---------- Text passage
Skip to main content

NVIDIA Video Pose Engine

Project description

ViPE: Video Pose Engine for Geometric 3D Perception

teaser

TL;DR: ViPE is a useful open-source spatial AI tool for annotating camera poses and dense depth maps from raw videos!

Contributors: NVIDIA (Spatial Intelligence Lab, Dynamic Vision Lab, NVIDIA Issac, NVIDIA Research).

Full Abstract: Accurate 3D geometric perception is an important prerequisite for a wide range of spatial AI systems. While state-of-the-art methods depend on large-scale training data, acquiring consistent and precise 3D annotations from in-the-wild videos remains a key challenge. In this work, we introduce ViPE, a handy and versatile video processing engine designed to bridge this gap. ViPE efficiently estimates camera intrinsics, camera motion, and dense, near-metric depth maps from unconstrained raw videos. It is robust to diverse scenarios, including dynamic selfie videos, cinematic shots, or dashcams, and supports various camera models such as pinhole, wide-angle, and 360° panoramas. We use ViPE to annotate a large-scale collection of videos. This collection includes around 100K real-world internet videos, 1M high-quality AI-generated videos, and 2K panoramic videos, totaling approximately 96M frames -- all annotated with accurate camera poses and dense depth maps. We open source ViPE and the annotated dataset with the hope to accelerate the development of spatial AI systems.

Technical Whitepaper, Project Page, Dataset

Installation

Installing From PyPI

pip install nvidia-vipe

This installs the vipe Python package and the vipe CLI. ViPE builds native CUDA extensions during installation, so the environment still needs a CUDA-enabled PyTorch build and an available CUDA toolkit with nvcc. If a compatible binary wheel is available for your platform, pip will use it directly and skip the local CUDA build.

Installing From Source

To keep native and Python dependencies separate, we use conda for the CUDA/native toolchain and uv for the local Python environment in .venv.

# Create a conda environment for uv, CUDA, and native build dependencies.
conda env create -f envs/cu128.yml
conda activate cu128

# Create .venv, install Python runtime dependencies, and build the package.
uv sync

For development, include the dev dependency group:

conda activate cu128
uv sync --dev

uv run --dev pre-commit install
uv run --dev ruff format .
uv run --dev ruff check .
--------------------
Exercise set —
- A) Print the stretch of the ViPE project description from "pip install nvidia-vipe" through "local CUDA build.".
- B) Carry on the ViPE project description from the point where it stops.
---------- Extracted data
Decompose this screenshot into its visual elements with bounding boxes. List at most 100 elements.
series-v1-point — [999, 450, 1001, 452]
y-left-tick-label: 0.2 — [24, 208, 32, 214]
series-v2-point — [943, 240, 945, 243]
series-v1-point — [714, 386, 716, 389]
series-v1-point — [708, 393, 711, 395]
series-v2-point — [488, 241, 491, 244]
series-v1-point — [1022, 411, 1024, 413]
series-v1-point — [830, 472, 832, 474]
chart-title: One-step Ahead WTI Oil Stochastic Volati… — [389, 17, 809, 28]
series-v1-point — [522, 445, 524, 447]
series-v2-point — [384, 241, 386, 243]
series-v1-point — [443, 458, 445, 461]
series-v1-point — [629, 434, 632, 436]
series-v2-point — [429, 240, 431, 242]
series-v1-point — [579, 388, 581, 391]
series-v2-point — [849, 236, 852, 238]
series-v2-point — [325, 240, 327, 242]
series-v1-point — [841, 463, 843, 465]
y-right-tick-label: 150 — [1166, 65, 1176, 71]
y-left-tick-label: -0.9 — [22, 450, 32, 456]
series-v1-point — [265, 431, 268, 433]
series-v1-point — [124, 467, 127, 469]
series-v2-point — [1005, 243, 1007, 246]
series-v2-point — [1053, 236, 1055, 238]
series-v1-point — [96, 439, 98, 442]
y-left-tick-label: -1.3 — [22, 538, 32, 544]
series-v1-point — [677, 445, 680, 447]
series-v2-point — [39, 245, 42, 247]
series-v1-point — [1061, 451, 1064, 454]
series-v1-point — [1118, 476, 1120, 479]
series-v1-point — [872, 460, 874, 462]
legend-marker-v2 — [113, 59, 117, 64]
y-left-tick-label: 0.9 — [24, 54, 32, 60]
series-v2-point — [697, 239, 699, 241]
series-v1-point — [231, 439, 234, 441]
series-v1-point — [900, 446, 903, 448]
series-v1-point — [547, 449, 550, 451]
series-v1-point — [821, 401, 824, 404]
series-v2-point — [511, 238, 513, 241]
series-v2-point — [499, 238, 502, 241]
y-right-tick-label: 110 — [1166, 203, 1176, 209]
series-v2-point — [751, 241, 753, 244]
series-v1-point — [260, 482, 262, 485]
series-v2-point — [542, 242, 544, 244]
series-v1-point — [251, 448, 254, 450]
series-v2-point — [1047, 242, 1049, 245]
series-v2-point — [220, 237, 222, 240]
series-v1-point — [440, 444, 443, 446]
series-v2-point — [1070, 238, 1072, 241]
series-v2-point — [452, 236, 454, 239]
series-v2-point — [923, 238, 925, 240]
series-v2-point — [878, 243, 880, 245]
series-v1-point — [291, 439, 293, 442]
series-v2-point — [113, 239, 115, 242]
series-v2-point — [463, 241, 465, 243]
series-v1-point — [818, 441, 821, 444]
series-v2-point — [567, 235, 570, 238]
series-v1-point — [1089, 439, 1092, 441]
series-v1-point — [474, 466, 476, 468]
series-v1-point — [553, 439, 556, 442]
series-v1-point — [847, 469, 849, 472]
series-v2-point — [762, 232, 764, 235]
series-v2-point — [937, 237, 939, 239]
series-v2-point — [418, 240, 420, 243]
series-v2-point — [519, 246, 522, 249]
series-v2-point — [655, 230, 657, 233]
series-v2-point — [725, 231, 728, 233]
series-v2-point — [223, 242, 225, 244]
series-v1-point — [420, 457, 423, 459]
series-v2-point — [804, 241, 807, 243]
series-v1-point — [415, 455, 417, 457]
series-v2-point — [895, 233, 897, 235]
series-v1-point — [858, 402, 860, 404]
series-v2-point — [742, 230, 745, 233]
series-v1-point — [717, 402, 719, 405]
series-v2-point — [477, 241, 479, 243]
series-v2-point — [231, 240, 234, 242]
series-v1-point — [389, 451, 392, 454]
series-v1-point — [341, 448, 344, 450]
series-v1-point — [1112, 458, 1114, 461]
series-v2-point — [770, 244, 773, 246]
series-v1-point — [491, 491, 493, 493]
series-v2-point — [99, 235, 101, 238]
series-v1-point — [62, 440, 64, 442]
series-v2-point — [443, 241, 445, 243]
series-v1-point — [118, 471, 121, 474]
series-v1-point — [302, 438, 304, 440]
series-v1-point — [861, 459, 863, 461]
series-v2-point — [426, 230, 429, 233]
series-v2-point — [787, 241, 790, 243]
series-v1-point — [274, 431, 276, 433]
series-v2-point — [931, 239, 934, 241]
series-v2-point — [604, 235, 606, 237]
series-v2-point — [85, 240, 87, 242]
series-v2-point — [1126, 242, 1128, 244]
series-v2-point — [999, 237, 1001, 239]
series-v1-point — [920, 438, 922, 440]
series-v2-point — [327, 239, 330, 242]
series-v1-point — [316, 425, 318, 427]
--------------------
The responses —
- A)
pip install nvidia-vipe

This installs the vipe Python package and the vipe CLI. ViPE builds native CUDA extensions during installation, so the environment still needs a CUDA-enabled PyTorch build and an available CUDA toolkit with nvcc. If a compatible binary wheel is available for your platform, pip will use it directly and skip the local CUDA build.

- B)
uv run --dev mypy

Usage

Using the ViPE CLI

Once the python package is installed, you can use the vipe CLI to process raw videos in mp4 format.

# Replace YOUR_VIDEO.mp4 with the path to your video. We provide sample videos in assets/examples.
uv run vipe infer YOUR_VIDEO.mp4
# Additional options:
#   --output: Output directory (default: vipe_results)
#   --visualize: Enable visualization of intermediate and final results (default: false)
#   --pipeline: Pipeline configuration to use (default: default)

vipe-vis

Currently, we support the following pipeline configurations:

  • default: The default pipeline for pinhole cameras.
  • lyra: Configuration for results in the Lyra paper.
  • dav3: Using the newest Depth-Anything-V3 model as depth estimation model.
  • no_vda: If running video-depth-anything is too memory-consuming for you, this configuration can produce less temporally-stable depth (but empirically more 3D consistent) maps.
  • wide_angle: If your video contains some wide-angle or fisheye distortion.
  • panorama: For 360° videos, add pipeline.post.depth_align_model=dap (MIT) or unik3d (CC-BY-NC 4.0) to enable depth estimation for panoramas.

One can visualize the results that ViPE produces by running (supported by viser):

uv run vipe visualize vipe_results/
# Please modify the above vipe_results/ path to the output directory of your choice.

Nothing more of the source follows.